Write out the listing in full, matching it word for word.

--- Supplied data ---

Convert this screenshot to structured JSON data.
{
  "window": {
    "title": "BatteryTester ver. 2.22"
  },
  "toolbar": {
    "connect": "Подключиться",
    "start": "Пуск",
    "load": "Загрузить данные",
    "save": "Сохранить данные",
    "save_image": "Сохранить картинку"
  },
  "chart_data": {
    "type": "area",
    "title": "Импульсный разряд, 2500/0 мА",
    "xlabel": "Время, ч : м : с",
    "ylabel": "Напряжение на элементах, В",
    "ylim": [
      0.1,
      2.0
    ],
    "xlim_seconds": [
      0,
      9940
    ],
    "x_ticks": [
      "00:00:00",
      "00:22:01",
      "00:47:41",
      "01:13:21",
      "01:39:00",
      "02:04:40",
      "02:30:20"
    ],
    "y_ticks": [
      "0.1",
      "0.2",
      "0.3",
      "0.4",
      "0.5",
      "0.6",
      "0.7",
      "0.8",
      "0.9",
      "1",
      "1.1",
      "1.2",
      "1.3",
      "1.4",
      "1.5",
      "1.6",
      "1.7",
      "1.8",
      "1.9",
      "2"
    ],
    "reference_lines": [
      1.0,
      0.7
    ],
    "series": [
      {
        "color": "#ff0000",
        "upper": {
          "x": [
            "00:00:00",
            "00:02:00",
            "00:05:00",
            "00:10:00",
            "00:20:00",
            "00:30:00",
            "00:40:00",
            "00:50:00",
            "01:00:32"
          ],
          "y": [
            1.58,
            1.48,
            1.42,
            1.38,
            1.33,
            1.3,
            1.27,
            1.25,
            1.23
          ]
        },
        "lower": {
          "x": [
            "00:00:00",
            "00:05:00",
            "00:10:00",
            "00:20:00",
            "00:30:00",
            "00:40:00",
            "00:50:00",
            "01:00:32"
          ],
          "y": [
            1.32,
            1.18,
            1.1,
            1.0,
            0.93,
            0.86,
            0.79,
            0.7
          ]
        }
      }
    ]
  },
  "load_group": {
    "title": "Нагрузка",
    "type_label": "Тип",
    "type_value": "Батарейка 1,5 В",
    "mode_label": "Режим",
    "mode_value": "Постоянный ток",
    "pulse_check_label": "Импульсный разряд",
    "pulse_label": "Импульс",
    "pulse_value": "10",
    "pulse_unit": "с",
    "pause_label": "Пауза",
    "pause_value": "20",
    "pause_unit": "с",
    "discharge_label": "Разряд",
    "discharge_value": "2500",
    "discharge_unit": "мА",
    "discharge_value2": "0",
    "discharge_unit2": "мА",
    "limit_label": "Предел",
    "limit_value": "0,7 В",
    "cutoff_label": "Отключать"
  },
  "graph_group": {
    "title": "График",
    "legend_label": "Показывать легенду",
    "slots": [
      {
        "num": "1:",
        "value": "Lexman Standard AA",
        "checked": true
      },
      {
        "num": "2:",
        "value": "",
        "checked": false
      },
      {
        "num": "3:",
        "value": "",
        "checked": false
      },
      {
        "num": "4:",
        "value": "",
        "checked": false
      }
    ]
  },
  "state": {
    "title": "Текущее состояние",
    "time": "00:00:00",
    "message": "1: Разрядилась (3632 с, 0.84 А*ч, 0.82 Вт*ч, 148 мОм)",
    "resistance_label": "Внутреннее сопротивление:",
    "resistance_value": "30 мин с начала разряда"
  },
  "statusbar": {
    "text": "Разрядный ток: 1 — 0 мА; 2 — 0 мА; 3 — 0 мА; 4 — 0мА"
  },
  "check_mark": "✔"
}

---

Problem solution
Convert this screenshot to structured JSON data.
{
  "window": {
    "title": "BatteryTester ver. 2.22"
  },
  "toolbar": {
    "connect": "Подключиться",
    "start": "Пуск",
    "load": "Загрузить данные",
    "save": "Сохранить данные",
    "save_image": "Сохранить картинку"
  },
  "chart_data": {
    "type": "area",
    "title": "Импульсный разряд, 2500/0 мА",
    "xlabel": "Время, ч : м : с",
    "ylabel": "Напряжение на элементах, В",
    "ylim": [
      0.1,
      2.0
    ],
    "xlim_seconds": [
      0,
      9940
    ],
    "x_ticks": [
      "00:00:00",
      "00:22:01",
      "00:47:41",
      "01:13:21",
      "01:39:00",
      "02:04:40",
      "02:30:20"
    ],
    "y_ticks": [
      "0.1",
      "0.2",
      "0.3",
      "0.4",
      "0.5",
      "0.6",
      "0.7",
      "0.8",
      "0.9",
      "1",
      "1.1",
      "1.2",
      "1.3",
      "1.4",
      "1.5",
      "1.6",
      "1.7",
      "1.8",
      "1.9",
      "2"
    ],
    "reference_lines": [
      1.0,
      0.7
    ],
    "series": [
      {
        "color": "#ff0000",
        "upper": {
          "x": [
            "00:00:00",
            "00:02:00",
            "00:05:00",
            "00:10:00",
            "00:20:00",
            "00:30:00",
            "00:40:00",
            "00:50:00",
            "01:00:32"
          ],
          "y": [
            1.58,
            1.48,
            1.42,
            1.38,
            1.33,
            1.3,
            1.27,
            1.25,
            1.23
          ]
        },
        "lower": {
          "x": [
            "00:00:00",
            "00:05:00",
            "00:10:00",
            "00:20:00",
            "00:30:00",
            "00:40:00",
            "00:50:00",
            "01:00:32"
          ],
          "y": [
            1.32,
            1.18,
            1.1,
            1.0,
            0.93,
            0.86,
            0.79,
            0.7
          ]
        }
      }
    ]
  },
  "load_group": {
    "title": "Нагрузка",
    "type_label": "Тип",
    "type_value": "Батарейка 1,5 В",
    "mode_label": "Режим",
    "mode_value": "Постоянный ток",
    "pulse_check_label": "Импульсный разряд",
    "pulse_label": "Импульс",
    "pulse_value": "10",
    "pulse_unit": "с",
    "pause_label": "Пауза",
    "pause_value": "20",
    "pause_unit": "с",
    "discharge_label": "Разряд",
    "discharge_value": "2500",
    "discharge_unit": "мА",
    "discharge_value2": "0",
    "discharge_unit2": "мА",
    "limit_label": "Предел",
    "limit_value": "0,7 В",
    "cutoff_label": "Отключать"
  },
  "graph_group": {
    "title": "График",
    "legend_label": "Показывать легенду",
    "slots": [
      {
        "num": "1:",
        "value": "Lexman Standard AA",
        "checked": true
      },
      {
        "num": "2:",
        "value": "",
        "checked": false
      },
      {
        "num": "3:",
        "value": "",
        "checked": false
      },
      {
        "num": "4:",
        "value": "",
        "checked": false
      }
    ]
  },
  "state": {
    "title": "Текущее состояние",
    "time": "00:00:00",
    "message": "1: Разрядилась (3632 с, 0.84 А*ч, 0.82 Вт*ч, 148 мОм)",
    "resistance_label": "Внутреннее сопротивление:",
    "resistance_value": "30 мин с начала разряда"
  },
  "statusbar": {
    "text": "Разрядный ток: 1 — 0 мА; 2 — 0 мА; 3 — 0 мА; 4 — 0мА"
  },
  "check_mark": "✔"
}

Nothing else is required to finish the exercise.